BEGIN DATA EXTRACT
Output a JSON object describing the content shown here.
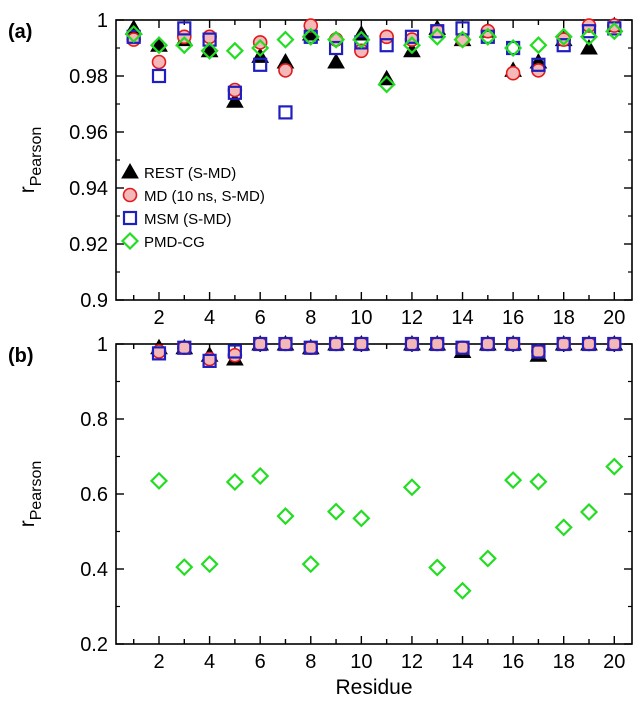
{
  "colors": {
    "REST": "#000000",
    "MD_edge": "#e31a1c",
    "MD_fill": "#f4b8b8",
    "MSM": "#1f1fbf",
    "PMD": "#22dd22"
  },
  "chart_data": [
    {
      "type": "scatter",
      "panel_label": "(a)",
      "ylabel_main": "r",
      "ylabel_sub": "Pearson",
      "xlabel": "",
      "xlim": [
        0.3,
        20.7
      ],
      "ylim": [
        0.9,
        1.0
      ],
      "xticks": [
        2,
        4,
        6,
        8,
        10,
        12,
        14,
        16,
        18,
        20
      ],
      "yticks": [
        0.9,
        0.92,
        0.94,
        0.96,
        0.98,
        1.0
      ],
      "ytick_labels": [
        "0.9",
        "0.92",
        "0.94",
        "0.96",
        "0.98",
        "1"
      ],
      "legend_position": "bottom-left",
      "series": [
        {
          "name": "REST (S-MD)",
          "marker": "triangle",
          "x": [
            1,
            2,
            3,
            4,
            5,
            6,
            7,
            8,
            9,
            10,
            11,
            12,
            13,
            14,
            15,
            16,
            17,
            18,
            19,
            20
          ],
          "y": [
            0.997,
            0.991,
            0.993,
            0.989,
            0.971,
            0.987,
            0.985,
            0.995,
            0.985,
            0.995,
            0.979,
            0.989,
            0.997,
            0.993,
            0.996,
            0.982,
            0.985,
            0.993,
            0.99,
            0.998
          ]
        },
        {
          "name": "MD (10 ns, S-MD)",
          "marker": "circle",
          "x": [
            1,
            2,
            3,
            4,
            5,
            6,
            7,
            8,
            9,
            10,
            11,
            12,
            13,
            14,
            15,
            16,
            17,
            18,
            19,
            20
          ],
          "y": [
            0.993,
            0.985,
            0.994,
            0.994,
            0.975,
            0.992,
            0.982,
            0.998,
            0.993,
            0.989,
            0.994,
            0.993,
            0.996,
            0.993,
            0.996,
            0.981,
            0.982,
            0.993,
            0.998,
            0.998
          ]
        },
        {
          "name": "MSM (S-MD)",
          "marker": "square",
          "x": [
            1,
            2,
            3,
            4,
            5,
            6,
            7,
            8,
            9,
            10,
            11,
            12,
            13,
            14,
            15,
            16,
            17,
            18,
            19,
            20
          ],
          "y": [
            0.994,
            0.98,
            0.997,
            0.993,
            0.974,
            0.984,
            0.967,
            0.994,
            0.99,
            0.992,
            0.991,
            0.994,
            0.996,
            0.997,
            0.994,
            0.99,
            0.984,
            0.991,
            0.996,
            0.997
          ]
        },
        {
          "name": "PMD-CG",
          "marker": "diamond",
          "x": [
            1,
            2,
            3,
            4,
            5,
            6,
            7,
            8,
            9,
            10,
            11,
            12,
            13,
            14,
            15,
            16,
            17,
            18,
            19,
            20
          ],
          "y": [
            0.995,
            0.991,
            0.991,
            0.989,
            0.989,
            0.99,
            0.993,
            0.994,
            0.993,
            0.993,
            0.977,
            0.991,
            0.994,
            0.993,
            0.994,
            0.99,
            0.991,
            0.994,
            0.994,
            0.996
          ]
        }
      ]
    },
    {
      "type": "scatter",
      "panel_label": "(b)",
      "ylabel_main": "r",
      "ylabel_sub": "Pearson",
      "xlabel": "Residue",
      "xlim": [
        0.3,
        20.7
      ],
      "ylim": [
        0.2,
        1.0
      ],
      "xticks": [
        2,
        4,
        6,
        8,
        10,
        12,
        14,
        16,
        18,
        20
      ],
      "yticks": [
        0.2,
        0.4,
        0.6,
        0.8,
        1.0
      ],
      "ytick_labels": [
        "0.2",
        "0.4",
        "0.6",
        "0.8",
        "1"
      ],
      "series": [
        {
          "name": "REST (S-MD)",
          "marker": "triangle",
          "x": [
            2,
            3,
            4,
            5,
            6,
            7,
            8,
            9,
            10,
            12,
            13,
            14,
            15,
            16,
            17,
            18,
            19,
            20
          ],
          "y": [
            0.99,
            0.99,
            0.97,
            0.96,
            1.0,
            1.0,
            0.99,
            1.0,
            1.0,
            1.0,
            1.0,
            0.98,
            1.0,
            1.0,
            0.97,
            1.0,
            1.0,
            1.0
          ]
        },
        {
          "name": "MD (10 ns, S-MD)",
          "marker": "circle",
          "x": [
            2,
            3,
            4,
            5,
            6,
            7,
            8,
            9,
            10,
            12,
            13,
            14,
            15,
            16,
            17,
            18,
            19,
            20
          ],
          "y": [
            0.98,
            0.99,
            0.96,
            0.97,
            1.0,
            1.0,
            0.99,
            1.0,
            1.0,
            1.0,
            1.0,
            0.99,
            1.0,
            1.0,
            0.98,
            1.0,
            1.0,
            1.0
          ]
        },
        {
          "name": "MSM (S-MD)",
          "marker": "square",
          "x": [
            2,
            3,
            4,
            5,
            6,
            7,
            8,
            9,
            10,
            12,
            13,
            14,
            15,
            16,
            17,
            18,
            19,
            20
          ],
          "y": [
            0.975,
            0.99,
            0.955,
            0.98,
            1.0,
            1.0,
            0.99,
            1.0,
            1.0,
            1.0,
            1.0,
            0.99,
            1.0,
            1.0,
            0.98,
            1.0,
            1.0,
            1.0
          ]
        },
        {
          "name": "PMD-CG",
          "marker": "diamond",
          "x": [
            2,
            3,
            4,
            5,
            6,
            7,
            8,
            9,
            10,
            12,
            13,
            14,
            15,
            16,
            17,
            18,
            19,
            20
          ],
          "y": [
            0.635,
            0.405,
            0.413,
            0.632,
            0.648,
            0.541,
            0.413,
            0.553,
            0.535,
            0.618,
            0.404,
            0.342,
            0.428,
            0.637,
            0.633,
            0.511,
            0.552,
            0.673
          ]
        }
      ]
    }
  ]
}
END DATA EXTRACT
Without the pictures, write out the whole listing above exactly as it appears.

Output a JSON object describing the content shown here.
{
  "colors": {
    "REST": "#000000",
    "MD_edge": "#e31a1c",
    "MD_fill": "#f4b8b8",
    "MSM": "#1f1fbf",
    "PMD": "#22dd22"
  },
  "chart_data": [
    {
      "type": "scatter",
      "panel_label": "(a)",
      "ylabel_main": "r",
      "ylabel_sub": "Pearson",
      "xlabel": "",
      "xlim": [
        0.3,
        20.7
      ],
      "ylim": [
        0.9,
        1.0
      ],
      "xticks": [
        2,
        4,
        6,
        8,
        10,
        12,
        14,
        16,
        18,
        20
      ],
      "yticks": [
        0.9,
        0.92,
        0.94,
        0.96,
        0.98,
        1.0
      ],
      "ytick_labels": [
        "0.9",
        "0.92",
        "0.94",
        "0.96",
        "0.98",
        "1"
      ],
      "legend_position": "bottom-left",
      "series": [
        {
          "name": "REST (S-MD)",
          "marker": "triangle",
          "x": [
            1,
            2,
            3,
            4,
            5,
            6,
            7,
            8,
            9,
            10,
            11,
            12,
            13,
            14,
            15,
            16,
            17,
            18,
            19,
            20
          ],
          "y": [
            0.997,
            0.991,
            0.993,
            0.989,
            0.971,
            0.987,
            0.985,
            0.995,
            0.985,
            0.995,
            0.979,
            0.989,
            0.997,
            0.993,
            0.996,
            0.982,
            0.985,
            0.993,
            0.99,
            0.998
          ]
        },
        {
          "name": "MD (10 ns, S-MD)",
          "marker": "circle",
          "x": [
            1,
            2,
            3,
            4,
            5,
            6,
            7,
            8,
            9,
            10,
            11,
            12,
            13,
            14,
            15,
            16,
            17,
            18,
            19,
            20
          ],
          "y": [
            0.993,
            0.985,
            0.994,
            0.994,
            0.975,
            0.992,
            0.982,
            0.998,
            0.993,
            0.989,
            0.994,
            0.993,
            0.996,
            0.993,
            0.996,
            0.981,
            0.982,
            0.993,
            0.998,
            0.998
          ]
        },
        {
          "name": "MSM (S-MD)",
          "marker": "square",
          "x": [
            1,
            2,
            3,
            4,
            5,
            6,
            7,
            8,
            9,
            10,
            11,
            12,
            13,
            14,
            15,
            16,
            17,
            18,
            19,
            20
          ],
          "y": [
            0.994,
            0.98,
            0.997,
            0.993,
            0.974,
            0.984,
            0.967,
            0.994,
            0.99,
            0.992,
            0.991,
            0.994,
            0.996,
            0.997,
            0.994,
            0.99,
            0.984,
            0.991,
            0.996,
            0.997
          ]
        },
        {
          "name": "PMD-CG",
          "marker": "diamond",
          "x": [
            1,
            2,
            3,
            4,
            5,
            6,
            7,
            8,
            9,
            10,
            11,
            12,
            13,
            14,
            15,
            16,
            17,
            18,
            19,
            20
          ],
          "y": [
            0.995,
            0.991,
            0.991,
            0.989,
            0.989,
            0.99,
            0.993,
            0.994,
            0.993,
            0.993,
            0.977,
            0.991,
            0.994,
            0.993,
            0.994,
            0.99,
            0.991,
            0.994,
            0.994,
            0.996
          ]
        }
      ]
    },
    {
      "type": "scatter",
      "panel_label": "(b)",
      "ylabel_main": "r",
      "ylabel_sub": "Pearson",
      "xlabel": "Residue",
      "xlim": [
        0.3,
        20.7
      ],
      "ylim": [
        0.2,
        1.0
      ],
      "xticks": [
        2,
        4,
        6,
        8,
        10,
        12,
        14,
        16,
        18,
        20
      ],
      "yticks": [
        0.2,
        0.4,
        0.6,
        0.8,
        1.0
      ],
      "ytick_labels": [
        "0.2",
        "0.4",
        "0.6",
        "0.8",
        "1"
      ],
      "series": [
        {
          "name": "REST (S-MD)",
          "marker": "triangle",
          "x": [
            2,
            3,
            4,
            5,
            6,
            7,
            8,
            9,
            10,
            12,
            13,
            14,
            15,
            16,
            17,
            18,
            19,
            20
          ],
          "y": [
            0.99,
            0.99,
            0.97,
            0.96,
            1.0,
            1.0,
            0.99,
            1.0,
            1.0,
            1.0,
            1.0,
            0.98,
            1.0,
            1.0,
            0.97,
            1.0,
            1.0,
            1.0
          ]
        },
        {
          "name": "MD (10 ns, S-MD)",
          "marker": "circle",
          "x": [
            2,
            3,
            4,
            5,
            6,
            7,
            8,
            9,
            10,
            12,
            13,
            14,
            15,
            16,
            17,
            18,
            19,
            20
          ],
          "y": [
            0.98,
            0.99,
            0.96,
            0.97,
            1.0,
            1.0,
            0.99,
            1.0,
            1.0,
            1.0,
            1.0,
            0.99,
            1.0,
            1.0,
            0.98,
            1.0,
            1.0,
            1.0
          ]
        },
        {
          "name": "MSM (S-MD)",
          "marker": "square",
          "x": [
            2,
            3,
            4,
            5,
            6,
            7,
            8,
            9,
            10,
            12,
            13,
            14,
            15,
            16,
            17,
            18,
            19,
            20
          ],
          "y": [
            0.975,
            0.99,
            0.955,
            0.98,
            1.0,
            1.0,
            0.99,
            1.0,
            1.0,
            1.0,
            1.0,
            0.99,
            1.0,
            1.0,
            0.98,
            1.0,
            1.0,
            1.0
          ]
        },
        {
          "name": "PMD-CG",
          "marker": "diamond",
          "x": [
            2,
            3,
            4,
            5,
            6,
            7,
            8,
            9,
            10,
            12,
            13,
            14,
            15,
            16,
            17,
            18,
            19,
            20
          ],
          "y": [
            0.635,
            0.405,
            0.413,
            0.632,
            0.648,
            0.541,
            0.413,
            0.553,
            0.535,
            0.618,
            0.404,
            0.342,
            0.428,
            0.637,
            0.633,
            0.511,
            0.552,
            0.673
          ]
        }
      ]
    }
  ]
}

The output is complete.